> WRITTEN TASK
Scan the data below. Pull out each line where "subtitle" occurs.

++++ MATERIALS PROVIDED ++++

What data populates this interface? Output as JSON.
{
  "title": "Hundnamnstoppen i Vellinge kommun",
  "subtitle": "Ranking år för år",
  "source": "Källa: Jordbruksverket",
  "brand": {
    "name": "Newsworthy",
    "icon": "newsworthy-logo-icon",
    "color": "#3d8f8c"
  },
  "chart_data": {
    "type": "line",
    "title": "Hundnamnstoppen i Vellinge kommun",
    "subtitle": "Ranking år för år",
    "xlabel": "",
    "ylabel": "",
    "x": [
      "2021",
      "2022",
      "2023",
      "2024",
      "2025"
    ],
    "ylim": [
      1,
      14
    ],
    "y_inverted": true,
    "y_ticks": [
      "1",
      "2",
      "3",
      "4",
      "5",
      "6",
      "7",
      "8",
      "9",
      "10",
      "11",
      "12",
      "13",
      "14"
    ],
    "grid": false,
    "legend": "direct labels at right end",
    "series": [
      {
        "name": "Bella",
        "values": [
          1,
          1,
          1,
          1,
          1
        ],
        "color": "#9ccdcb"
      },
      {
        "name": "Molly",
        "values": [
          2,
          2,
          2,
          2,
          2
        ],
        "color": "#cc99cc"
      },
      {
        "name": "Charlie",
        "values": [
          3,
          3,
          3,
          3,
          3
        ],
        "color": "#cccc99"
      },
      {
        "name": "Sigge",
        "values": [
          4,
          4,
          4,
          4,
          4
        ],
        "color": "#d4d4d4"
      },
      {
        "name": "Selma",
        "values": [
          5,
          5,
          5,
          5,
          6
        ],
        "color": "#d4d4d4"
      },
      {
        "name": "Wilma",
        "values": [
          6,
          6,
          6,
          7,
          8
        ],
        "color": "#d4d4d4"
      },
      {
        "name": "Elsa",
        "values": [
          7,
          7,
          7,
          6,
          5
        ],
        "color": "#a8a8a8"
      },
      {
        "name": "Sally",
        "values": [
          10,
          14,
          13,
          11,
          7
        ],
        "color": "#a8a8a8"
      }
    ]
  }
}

++++

> TASK OUTPUT
  "subtitle": "Ranking år för år",
    "subtitle": "Ranking år för år",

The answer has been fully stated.